▶ **Detalhes da tarefa**:
Por favor, reproduza sem alterações a parte da notícia sobre juros e dólar compreendida entre "Juro maior não" e "final do ano.", incluindo esses dois pontos.

▶ **Trecho selecionado**:
Juro maior não reverte tendência de alta do dólar, diz Morgan
São Paulo, 05 (AE) - A elevação das taxas de juros poderá diminuir o ritmo da desvalorização cambial, mas não poderá reverter essa tendência de alta do dólar. A avaliação consta de um relatório do Morgan Stanley distribuído hoje, de autoria da analista Elaine Buckberg. Segundo ela, a previsão é de que o dólar chegue a R$ 2,20 no final do mês, atingindo o pico de R$ 2,40 em junho e voltando a R$ 2,00 no final do ano.
Buckberg afirma também, em seu relatório, que a taxa de juro em 45% ao ano parece sustentável em dois níveis, pelo menos até 14 de abril, data da próxima reunião do Comitê de Política Monetária (Copom): se a inflação for de 3% em março, a taxa real seria de 42,5% ao ano, e pela situação fiscal do Brasil, é possível manter taxas em até 50% por até 3 meses sem estourar o déficit. A analista acredita que as intervenções feitas pelo Banco Central no câmbio nas duas últimas semanas parecem "insustentáveis", a menos que o FMI diminua o limite mínimo para as reservas do BC. "Com as reservas em torno de US$ 35 bi e com um piso de US$ 20 bi estabelecidos pelo FMI (o que equivale a reservas brutas de US$ 29 bi), vender US$ 250 milhões por dia poderia levar as reservas a atingirem o limite mínimo em menos de cinco semanas."

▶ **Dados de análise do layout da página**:

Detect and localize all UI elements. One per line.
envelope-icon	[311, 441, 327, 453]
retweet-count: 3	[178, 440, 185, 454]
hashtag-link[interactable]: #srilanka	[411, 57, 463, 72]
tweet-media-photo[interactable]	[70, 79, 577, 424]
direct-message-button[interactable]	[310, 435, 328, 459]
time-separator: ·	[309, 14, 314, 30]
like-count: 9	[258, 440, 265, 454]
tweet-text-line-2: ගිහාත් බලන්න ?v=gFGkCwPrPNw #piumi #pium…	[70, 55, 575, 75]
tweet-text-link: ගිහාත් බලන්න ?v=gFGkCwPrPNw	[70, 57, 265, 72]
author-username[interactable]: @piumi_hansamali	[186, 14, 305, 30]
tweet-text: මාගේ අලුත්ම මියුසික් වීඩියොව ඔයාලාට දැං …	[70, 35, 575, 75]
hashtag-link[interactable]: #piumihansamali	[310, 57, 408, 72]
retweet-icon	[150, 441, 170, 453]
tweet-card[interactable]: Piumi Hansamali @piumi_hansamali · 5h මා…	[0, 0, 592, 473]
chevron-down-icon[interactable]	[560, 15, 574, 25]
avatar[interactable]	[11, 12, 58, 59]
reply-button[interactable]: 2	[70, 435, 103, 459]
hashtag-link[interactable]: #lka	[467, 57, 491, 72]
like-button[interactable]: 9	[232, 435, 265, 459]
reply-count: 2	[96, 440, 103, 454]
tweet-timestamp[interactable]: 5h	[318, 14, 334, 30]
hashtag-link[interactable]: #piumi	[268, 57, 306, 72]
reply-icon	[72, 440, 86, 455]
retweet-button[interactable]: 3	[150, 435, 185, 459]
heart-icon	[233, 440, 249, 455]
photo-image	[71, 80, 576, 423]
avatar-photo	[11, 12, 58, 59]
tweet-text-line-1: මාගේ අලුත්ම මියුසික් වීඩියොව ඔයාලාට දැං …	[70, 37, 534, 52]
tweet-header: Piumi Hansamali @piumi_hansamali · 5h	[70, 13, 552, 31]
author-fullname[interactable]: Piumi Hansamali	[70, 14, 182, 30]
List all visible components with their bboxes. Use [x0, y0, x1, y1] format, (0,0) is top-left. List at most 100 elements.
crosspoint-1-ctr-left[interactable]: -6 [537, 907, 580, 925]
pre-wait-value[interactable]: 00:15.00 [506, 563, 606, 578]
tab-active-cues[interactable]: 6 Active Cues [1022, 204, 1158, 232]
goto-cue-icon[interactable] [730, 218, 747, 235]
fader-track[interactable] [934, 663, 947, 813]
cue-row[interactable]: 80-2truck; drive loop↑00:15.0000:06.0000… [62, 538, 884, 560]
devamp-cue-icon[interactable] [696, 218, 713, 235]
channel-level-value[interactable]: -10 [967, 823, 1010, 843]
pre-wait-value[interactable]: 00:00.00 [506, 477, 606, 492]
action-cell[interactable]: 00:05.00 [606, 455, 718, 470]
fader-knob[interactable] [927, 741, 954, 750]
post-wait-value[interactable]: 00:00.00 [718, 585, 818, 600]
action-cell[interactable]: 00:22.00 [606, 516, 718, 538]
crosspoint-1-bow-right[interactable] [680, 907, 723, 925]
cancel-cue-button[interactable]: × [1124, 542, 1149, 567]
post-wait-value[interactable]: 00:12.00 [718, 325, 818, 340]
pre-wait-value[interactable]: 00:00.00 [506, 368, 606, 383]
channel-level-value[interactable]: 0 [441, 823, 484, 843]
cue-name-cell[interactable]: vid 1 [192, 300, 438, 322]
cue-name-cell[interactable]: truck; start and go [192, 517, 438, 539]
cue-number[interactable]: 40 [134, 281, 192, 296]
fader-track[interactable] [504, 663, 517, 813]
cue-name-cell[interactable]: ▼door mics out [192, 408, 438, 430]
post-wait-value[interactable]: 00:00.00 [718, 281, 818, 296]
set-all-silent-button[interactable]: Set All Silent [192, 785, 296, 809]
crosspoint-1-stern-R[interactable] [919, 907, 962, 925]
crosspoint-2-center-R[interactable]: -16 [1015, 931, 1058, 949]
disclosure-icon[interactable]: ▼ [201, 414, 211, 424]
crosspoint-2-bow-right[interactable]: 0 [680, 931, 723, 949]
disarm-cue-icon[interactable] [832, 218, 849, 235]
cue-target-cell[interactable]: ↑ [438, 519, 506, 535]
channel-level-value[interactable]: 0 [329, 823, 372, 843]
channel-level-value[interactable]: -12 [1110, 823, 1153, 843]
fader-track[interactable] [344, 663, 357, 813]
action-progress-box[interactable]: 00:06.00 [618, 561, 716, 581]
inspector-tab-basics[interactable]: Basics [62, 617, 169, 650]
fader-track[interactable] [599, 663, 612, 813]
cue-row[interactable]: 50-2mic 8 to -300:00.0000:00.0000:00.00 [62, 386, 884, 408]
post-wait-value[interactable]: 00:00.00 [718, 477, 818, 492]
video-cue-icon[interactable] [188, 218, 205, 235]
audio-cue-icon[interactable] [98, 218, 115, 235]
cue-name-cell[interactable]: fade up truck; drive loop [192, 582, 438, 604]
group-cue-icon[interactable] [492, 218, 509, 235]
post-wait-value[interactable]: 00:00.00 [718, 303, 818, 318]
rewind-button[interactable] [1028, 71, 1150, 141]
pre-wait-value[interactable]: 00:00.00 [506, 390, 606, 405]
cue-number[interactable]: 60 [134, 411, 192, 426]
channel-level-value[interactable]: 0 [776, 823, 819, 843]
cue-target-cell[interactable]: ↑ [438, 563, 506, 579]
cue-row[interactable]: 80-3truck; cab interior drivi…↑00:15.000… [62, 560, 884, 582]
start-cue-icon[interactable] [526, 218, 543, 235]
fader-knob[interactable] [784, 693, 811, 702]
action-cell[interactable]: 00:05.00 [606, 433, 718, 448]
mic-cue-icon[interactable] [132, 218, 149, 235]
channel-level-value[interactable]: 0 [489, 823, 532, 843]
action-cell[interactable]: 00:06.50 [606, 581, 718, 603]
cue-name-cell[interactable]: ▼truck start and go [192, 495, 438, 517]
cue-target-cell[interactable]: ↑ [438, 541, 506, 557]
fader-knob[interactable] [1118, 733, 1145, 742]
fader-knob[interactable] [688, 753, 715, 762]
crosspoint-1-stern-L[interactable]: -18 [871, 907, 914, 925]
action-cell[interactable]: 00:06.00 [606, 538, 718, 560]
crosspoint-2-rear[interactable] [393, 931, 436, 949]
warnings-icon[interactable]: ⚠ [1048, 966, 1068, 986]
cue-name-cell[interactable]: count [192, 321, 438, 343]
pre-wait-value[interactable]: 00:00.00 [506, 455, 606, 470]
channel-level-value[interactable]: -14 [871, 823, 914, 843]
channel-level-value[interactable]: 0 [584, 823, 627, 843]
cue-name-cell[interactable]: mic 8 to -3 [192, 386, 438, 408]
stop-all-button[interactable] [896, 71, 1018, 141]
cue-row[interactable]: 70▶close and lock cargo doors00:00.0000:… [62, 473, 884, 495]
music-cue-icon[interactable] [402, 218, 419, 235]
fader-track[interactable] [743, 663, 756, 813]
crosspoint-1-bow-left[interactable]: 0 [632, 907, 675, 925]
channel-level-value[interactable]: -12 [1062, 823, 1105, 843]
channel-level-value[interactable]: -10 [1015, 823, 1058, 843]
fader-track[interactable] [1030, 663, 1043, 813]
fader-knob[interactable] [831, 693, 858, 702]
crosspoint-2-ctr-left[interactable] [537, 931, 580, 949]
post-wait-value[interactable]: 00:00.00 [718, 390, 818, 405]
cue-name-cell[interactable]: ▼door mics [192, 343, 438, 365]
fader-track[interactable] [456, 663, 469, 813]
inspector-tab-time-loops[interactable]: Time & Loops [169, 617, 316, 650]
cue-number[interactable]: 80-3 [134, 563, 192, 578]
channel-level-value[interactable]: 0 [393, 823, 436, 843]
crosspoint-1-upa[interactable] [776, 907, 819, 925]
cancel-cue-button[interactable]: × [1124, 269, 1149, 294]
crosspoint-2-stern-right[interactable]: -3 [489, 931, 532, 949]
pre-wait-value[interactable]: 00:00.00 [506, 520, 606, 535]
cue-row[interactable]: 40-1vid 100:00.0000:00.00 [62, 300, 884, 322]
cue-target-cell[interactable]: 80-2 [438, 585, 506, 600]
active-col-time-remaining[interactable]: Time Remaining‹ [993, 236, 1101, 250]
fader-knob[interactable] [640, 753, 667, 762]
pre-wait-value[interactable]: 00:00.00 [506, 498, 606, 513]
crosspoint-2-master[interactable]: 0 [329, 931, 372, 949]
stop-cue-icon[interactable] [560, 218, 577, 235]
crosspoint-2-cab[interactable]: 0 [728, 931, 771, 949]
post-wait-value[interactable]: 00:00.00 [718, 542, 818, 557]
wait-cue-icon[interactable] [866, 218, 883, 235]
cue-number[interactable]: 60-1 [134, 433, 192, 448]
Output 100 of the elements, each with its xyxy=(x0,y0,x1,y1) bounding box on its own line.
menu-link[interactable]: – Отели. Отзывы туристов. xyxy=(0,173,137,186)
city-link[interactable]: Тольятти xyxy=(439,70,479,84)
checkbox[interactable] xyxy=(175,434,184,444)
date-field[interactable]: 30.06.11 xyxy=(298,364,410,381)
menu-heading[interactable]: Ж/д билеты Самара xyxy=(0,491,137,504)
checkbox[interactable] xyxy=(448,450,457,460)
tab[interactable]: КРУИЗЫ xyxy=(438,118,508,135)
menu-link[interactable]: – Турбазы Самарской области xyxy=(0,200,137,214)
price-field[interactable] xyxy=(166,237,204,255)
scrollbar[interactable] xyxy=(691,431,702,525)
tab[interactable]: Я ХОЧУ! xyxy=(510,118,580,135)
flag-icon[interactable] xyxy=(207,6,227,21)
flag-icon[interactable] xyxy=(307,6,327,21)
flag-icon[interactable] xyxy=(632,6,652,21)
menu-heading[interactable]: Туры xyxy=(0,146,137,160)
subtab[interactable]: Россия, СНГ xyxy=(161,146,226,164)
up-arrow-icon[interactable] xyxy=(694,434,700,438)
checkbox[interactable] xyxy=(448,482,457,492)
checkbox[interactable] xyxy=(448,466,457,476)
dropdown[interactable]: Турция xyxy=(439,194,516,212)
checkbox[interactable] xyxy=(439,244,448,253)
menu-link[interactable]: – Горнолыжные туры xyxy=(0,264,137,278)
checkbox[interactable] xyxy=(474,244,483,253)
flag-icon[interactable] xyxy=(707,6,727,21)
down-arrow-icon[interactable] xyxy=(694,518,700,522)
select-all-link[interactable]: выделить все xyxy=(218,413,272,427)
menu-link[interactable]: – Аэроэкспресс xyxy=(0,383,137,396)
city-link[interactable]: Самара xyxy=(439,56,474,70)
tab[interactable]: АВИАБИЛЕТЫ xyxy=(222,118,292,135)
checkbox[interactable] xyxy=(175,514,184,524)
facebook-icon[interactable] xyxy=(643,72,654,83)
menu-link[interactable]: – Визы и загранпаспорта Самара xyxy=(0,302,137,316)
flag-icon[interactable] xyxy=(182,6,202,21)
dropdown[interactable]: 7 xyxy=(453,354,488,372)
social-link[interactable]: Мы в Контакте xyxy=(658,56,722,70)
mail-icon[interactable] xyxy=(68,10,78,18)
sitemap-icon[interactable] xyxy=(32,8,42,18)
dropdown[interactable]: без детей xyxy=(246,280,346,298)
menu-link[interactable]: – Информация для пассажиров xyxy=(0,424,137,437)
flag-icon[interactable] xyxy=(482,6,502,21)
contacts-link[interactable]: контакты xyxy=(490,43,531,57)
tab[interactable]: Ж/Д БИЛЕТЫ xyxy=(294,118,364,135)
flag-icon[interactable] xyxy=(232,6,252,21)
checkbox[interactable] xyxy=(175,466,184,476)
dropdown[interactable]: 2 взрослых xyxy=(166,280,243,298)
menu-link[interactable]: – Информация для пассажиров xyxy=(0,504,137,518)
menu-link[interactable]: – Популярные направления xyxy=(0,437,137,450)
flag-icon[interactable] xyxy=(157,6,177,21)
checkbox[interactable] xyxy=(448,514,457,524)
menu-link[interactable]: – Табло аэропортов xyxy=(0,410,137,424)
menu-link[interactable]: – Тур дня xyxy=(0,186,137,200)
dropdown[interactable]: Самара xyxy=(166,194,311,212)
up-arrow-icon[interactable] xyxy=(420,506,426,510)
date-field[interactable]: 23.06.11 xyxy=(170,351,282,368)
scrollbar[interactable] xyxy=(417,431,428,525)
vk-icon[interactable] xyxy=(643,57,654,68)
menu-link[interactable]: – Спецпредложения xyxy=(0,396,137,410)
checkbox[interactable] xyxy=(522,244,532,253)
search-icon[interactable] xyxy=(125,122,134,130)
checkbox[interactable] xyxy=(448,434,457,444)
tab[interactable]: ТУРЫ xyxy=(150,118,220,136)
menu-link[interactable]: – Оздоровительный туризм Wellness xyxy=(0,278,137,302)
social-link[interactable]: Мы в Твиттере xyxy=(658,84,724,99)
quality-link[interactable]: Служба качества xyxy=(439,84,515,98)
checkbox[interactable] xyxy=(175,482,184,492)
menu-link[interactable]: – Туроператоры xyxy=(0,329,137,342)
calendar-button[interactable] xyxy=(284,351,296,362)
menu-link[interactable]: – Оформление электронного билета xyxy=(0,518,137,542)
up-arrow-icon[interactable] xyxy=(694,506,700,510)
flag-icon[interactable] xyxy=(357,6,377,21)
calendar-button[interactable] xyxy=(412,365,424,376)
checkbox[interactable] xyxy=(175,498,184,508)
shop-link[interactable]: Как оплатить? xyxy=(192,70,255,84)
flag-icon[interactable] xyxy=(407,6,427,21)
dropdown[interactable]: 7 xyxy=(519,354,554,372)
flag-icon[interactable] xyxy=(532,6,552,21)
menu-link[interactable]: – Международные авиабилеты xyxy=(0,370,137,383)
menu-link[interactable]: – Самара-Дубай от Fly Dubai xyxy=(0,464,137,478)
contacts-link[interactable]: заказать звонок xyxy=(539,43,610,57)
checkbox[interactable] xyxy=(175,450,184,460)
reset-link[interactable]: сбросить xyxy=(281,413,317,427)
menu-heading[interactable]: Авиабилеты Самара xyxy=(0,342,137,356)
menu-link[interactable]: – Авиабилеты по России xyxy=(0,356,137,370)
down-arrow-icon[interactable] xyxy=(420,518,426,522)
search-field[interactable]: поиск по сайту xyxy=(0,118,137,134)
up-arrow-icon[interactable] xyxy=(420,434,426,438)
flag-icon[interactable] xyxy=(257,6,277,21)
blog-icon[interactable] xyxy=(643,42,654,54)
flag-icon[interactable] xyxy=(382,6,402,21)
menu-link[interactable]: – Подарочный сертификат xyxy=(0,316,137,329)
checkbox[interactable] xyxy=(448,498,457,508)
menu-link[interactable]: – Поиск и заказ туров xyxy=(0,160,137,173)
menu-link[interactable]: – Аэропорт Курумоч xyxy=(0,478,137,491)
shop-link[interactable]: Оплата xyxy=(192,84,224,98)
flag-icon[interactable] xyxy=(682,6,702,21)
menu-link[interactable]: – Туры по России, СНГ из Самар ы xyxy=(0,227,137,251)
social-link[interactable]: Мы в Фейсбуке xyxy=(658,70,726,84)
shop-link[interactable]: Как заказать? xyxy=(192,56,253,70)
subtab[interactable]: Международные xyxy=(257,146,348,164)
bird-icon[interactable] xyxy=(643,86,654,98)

▶ **Sua solução**:
Juro maior não reverte tendência de alta do dólar, diz Morgan
São Paulo, 05 (AE) - A elevação das taxas de juros poderá diminuir o ritmo da desvalorização cambial, mas não poderá reverter essa tendência de alta do dólar. A avaliação consta de um relatório do Morgan Stanley distribuído hoje, de autoria da analista Elaine Buckberg. Segundo ela, a previsão é de que o dólar chegue a R$ 2,20 no final do mês, atingindo o pico de R$ 2,40 em junho e voltando a R$ 2,00 no final do ano.